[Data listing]

* START *

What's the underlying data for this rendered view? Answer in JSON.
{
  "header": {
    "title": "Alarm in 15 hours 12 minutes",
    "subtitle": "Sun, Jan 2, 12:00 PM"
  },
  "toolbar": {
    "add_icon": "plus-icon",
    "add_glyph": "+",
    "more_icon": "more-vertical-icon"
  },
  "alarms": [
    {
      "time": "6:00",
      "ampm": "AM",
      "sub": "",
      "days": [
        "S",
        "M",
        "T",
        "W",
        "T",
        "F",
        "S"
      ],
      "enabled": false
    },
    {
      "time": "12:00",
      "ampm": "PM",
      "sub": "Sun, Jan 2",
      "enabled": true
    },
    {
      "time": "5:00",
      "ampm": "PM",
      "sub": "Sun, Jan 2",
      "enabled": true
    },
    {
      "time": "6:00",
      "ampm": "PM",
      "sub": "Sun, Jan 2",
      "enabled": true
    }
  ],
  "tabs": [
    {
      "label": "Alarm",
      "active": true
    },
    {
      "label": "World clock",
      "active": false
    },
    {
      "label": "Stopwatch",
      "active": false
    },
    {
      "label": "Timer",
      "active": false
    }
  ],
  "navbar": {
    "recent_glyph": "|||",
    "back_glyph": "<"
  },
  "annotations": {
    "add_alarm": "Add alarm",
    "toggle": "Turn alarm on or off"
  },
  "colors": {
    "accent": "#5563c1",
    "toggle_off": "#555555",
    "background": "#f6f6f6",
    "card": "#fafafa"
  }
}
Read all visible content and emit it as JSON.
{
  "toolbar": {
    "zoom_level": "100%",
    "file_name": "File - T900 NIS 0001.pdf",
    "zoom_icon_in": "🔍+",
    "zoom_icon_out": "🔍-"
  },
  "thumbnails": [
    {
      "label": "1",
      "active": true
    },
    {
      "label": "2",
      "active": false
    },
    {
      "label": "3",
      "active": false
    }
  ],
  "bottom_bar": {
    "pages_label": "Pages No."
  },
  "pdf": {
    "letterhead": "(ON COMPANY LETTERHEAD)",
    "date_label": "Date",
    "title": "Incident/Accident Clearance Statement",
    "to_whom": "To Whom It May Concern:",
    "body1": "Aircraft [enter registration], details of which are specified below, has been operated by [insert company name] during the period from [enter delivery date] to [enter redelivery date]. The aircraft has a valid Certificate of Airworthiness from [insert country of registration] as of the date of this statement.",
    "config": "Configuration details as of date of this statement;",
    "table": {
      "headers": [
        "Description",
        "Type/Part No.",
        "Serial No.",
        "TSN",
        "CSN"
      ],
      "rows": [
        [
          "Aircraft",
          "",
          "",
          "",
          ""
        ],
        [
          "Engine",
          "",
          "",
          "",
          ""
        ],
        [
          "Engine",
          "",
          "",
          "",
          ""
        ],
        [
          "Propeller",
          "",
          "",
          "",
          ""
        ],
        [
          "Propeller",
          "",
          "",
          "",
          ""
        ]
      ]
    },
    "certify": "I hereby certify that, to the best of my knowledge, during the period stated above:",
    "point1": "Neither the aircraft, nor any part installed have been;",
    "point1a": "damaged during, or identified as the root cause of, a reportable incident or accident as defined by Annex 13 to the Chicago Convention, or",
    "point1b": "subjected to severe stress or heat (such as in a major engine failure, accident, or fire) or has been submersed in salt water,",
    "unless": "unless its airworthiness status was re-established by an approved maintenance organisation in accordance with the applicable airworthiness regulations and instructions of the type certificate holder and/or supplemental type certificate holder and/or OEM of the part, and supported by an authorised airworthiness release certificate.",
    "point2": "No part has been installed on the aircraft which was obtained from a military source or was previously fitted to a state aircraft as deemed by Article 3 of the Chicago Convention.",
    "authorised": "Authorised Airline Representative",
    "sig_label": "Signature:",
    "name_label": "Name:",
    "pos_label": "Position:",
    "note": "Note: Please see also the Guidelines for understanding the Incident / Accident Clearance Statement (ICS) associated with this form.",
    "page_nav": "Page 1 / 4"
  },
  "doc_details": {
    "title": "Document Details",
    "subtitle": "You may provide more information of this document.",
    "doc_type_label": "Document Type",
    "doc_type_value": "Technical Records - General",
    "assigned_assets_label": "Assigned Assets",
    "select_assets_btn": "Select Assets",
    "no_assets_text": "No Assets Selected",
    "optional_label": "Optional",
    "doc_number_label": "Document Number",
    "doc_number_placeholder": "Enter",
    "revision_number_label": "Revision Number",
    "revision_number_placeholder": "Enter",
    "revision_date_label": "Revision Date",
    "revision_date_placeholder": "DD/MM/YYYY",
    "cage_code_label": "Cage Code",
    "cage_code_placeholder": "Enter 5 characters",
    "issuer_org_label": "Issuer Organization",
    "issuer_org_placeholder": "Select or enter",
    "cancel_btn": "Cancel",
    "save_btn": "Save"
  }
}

* END *

◆ **Exercise description**
What is the number of lines above that contain the string "which"? Answer with the number alone.

◆ **Result**
2